_What you are asked to do_:
Transcribe the whole listing without a single picture.

_Provided data_:

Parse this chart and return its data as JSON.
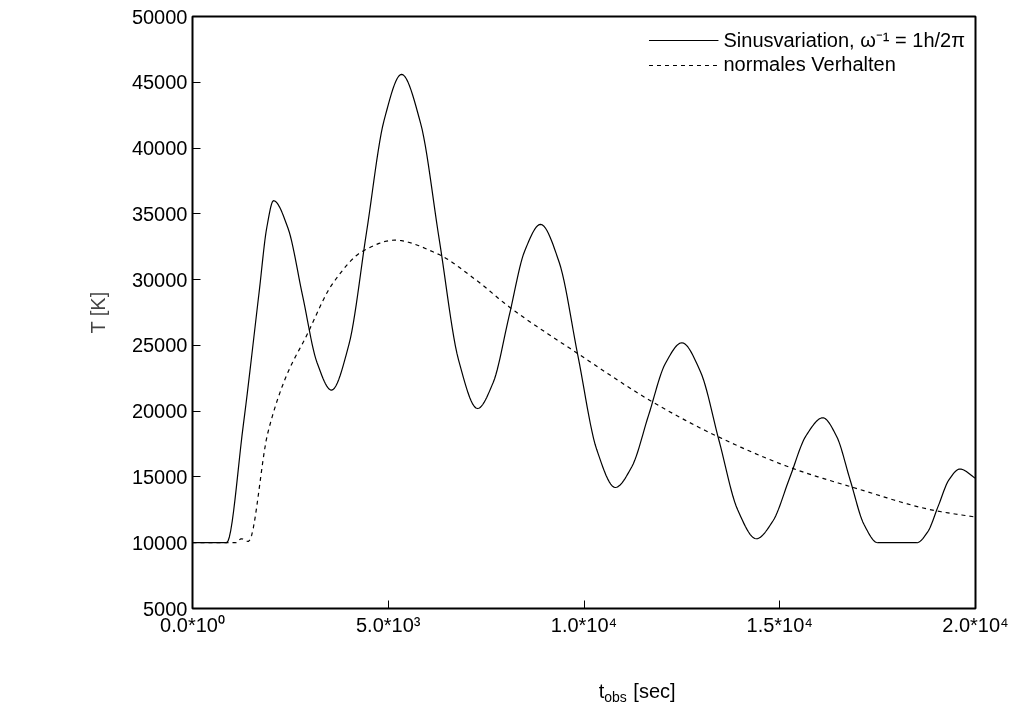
{
  "chart_data": {
    "type": "line",
    "xlabel": "t$_{obs}$ [sec]",
    "ylabel": "T [K]",
    "xlim": [
      0,
      20000
    ],
    "ylim": [
      5000,
      50000
    ],
    "xticks": [
      {
        "value": 0,
        "label": "0.0*10⁰"
      },
      {
        "value": 5000,
        "label": "5.0*10³"
      },
      {
        "value": 10000,
        "label": "1.0*10⁴"
      },
      {
        "value": 15000,
        "label": "1.5*10⁴"
      },
      {
        "value": 20000,
        "label": "2.0*10⁴"
      }
    ],
    "yticks": [
      5000,
      10000,
      15000,
      20000,
      25000,
      30000,
      35000,
      40000,
      45000,
      50000
    ],
    "grid": false,
    "legend": "top right",
    "series": [
      {
        "name": "Sinusvariation, ω⁻¹ = 1h/2π",
        "color": "#000000",
        "line_style": "solid",
        "x": [
          0,
          500,
          870,
          1300,
          1700,
          1900,
          2070,
          2440,
          2810,
          3180,
          3550,
          3998,
          4445,
          4893,
          5340,
          5825,
          6310,
          6795,
          7280,
          7683,
          8085,
          8488,
          8890,
          9368,
          9845,
          10323,
          10800,
          11225,
          11650,
          12075,
          12500,
          12975,
          13450,
          13925,
          14400,
          14825,
          15250,
          15675,
          16100,
          16450,
          16800,
          17150,
          17500,
          18000,
          18500,
          18775,
          19050,
          19325,
          19600,
          20000
        ],
        "values": [
          10000,
          10000,
          10000,
          19000,
          29000,
          34000,
          36000,
          33900,
          28800,
          23700,
          21600,
          25100,
          33600,
          42100,
          45600,
          41900,
          32900,
          23900,
          20200,
          22200,
          27200,
          32200,
          34200,
          31300,
          24200,
          17100,
          14200,
          15800,
          19700,
          23600,
          25200,
          23000,
          17750,
          12500,
          10300,
          11650,
          14900,
          18150,
          19500,
          18100,
          14750,
          11400,
          10000,
          10000,
          10000,
          10800,
          12800,
          14800,
          15600,
          14900
        ]
      },
      {
        "name": "normales Verhalten",
        "color": "#000000",
        "line_style": "dashed",
        "x": [
          0,
          800,
          1100,
          1250,
          1430,
          1920,
          2400,
          2890,
          3580,
          4370,
          5160,
          6230,
          7230,
          8100,
          9780,
          11780,
          13360,
          15330,
          16880,
          18950,
          20000
        ],
        "values": [
          10000,
          10000,
          10000,
          10300,
          10100,
          18300,
          22700,
          25600,
          29700,
          32200,
          33000,
          32000,
          30000,
          27900,
          24500,
          20650,
          18150,
          15650,
          14200,
          12450,
          11950
        ]
      }
    ]
  }
}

_Right answer_:
Parse this chart and return its data as JSON.
{
  "chart_data": {
    "type": "line",
    "xlabel": "t$_{obs}$ [sec]",
    "ylabel": "T [K]",
    "xlim": [
      0,
      20000
    ],
    "ylim": [
      5000,
      50000
    ],
    "xticks": [
      {
        "value": 0,
        "label": "0.0*10⁰"
      },
      {
        "value": 5000,
        "label": "5.0*10³"
      },
      {
        "value": 10000,
        "label": "1.0*10⁴"
      },
      {
        "value": 15000,
        "label": "1.5*10⁴"
      },
      {
        "value": 20000,
        "label": "2.0*10⁴"
      }
    ],
    "yticks": [
      5000,
      10000,
      15000,
      20000,
      25000,
      30000,
      35000,
      40000,
      45000,
      50000
    ],
    "grid": false,
    "legend": "top right",
    "series": [
      {
        "name": "Sinusvariation, ω⁻¹ = 1h/2π",
        "color": "#000000",
        "line_style": "solid",
        "x": [
          0,
          500,
          870,
          1300,
          1700,
          1900,
          2070,
          2440,
          2810,
          3180,
          3550,
          3998,
          4445,
          4893,
          5340,
          5825,
          6310,
          6795,
          7280,
          7683,
          8085,
          8488,
          8890,
          9368,
          9845,
          10323,
          10800,
          11225,
          11650,
          12075,
          12500,
          12975,
          13450,
          13925,
          14400,
          14825,
          15250,
          15675,
          16100,
          16450,
          16800,
          17150,
          17500,
          18000,
          18500,
          18775,
          19050,
          19325,
          19600,
          20000
        ],
        "values": [
          10000,
          10000,
          10000,
          19000,
          29000,
          34000,
          36000,
          33900,
          28800,
          23700,
          21600,
          25100,
          33600,
          42100,
          45600,
          41900,
          32900,
          23900,
          20200,
          22200,
          27200,
          32200,
          34200,
          31300,
          24200,
          17100,
          14200,
          15800,
          19700,
          23600,
          25200,
          23000,
          17750,
          12500,
          10300,
          11650,
          14900,
          18150,
          19500,
          18100,
          14750,
          11400,
          10000,
          10000,
          10000,
          10800,
          12800,
          14800,
          15600,
          14900
        ]
      },
      {
        "name": "normales Verhalten",
        "color": "#000000",
        "line_style": "dashed",
        "x": [
          0,
          800,
          1100,
          1250,
          1430,
          1920,
          2400,
          2890,
          3580,
          4370,
          5160,
          6230,
          7230,
          8100,
          9780,
          11780,
          13360,
          15330,
          16880,
          18950,
          20000
        ],
        "values": [
          10000,
          10000,
          10000,
          10300,
          10100,
          18300,
          22700,
          25600,
          29700,
          32200,
          33000,
          32000,
          30000,
          27900,
          24500,
          20650,
          18150,
          15650,
          14200,
          12450,
          11950
        ]
      }
    ]
  }
}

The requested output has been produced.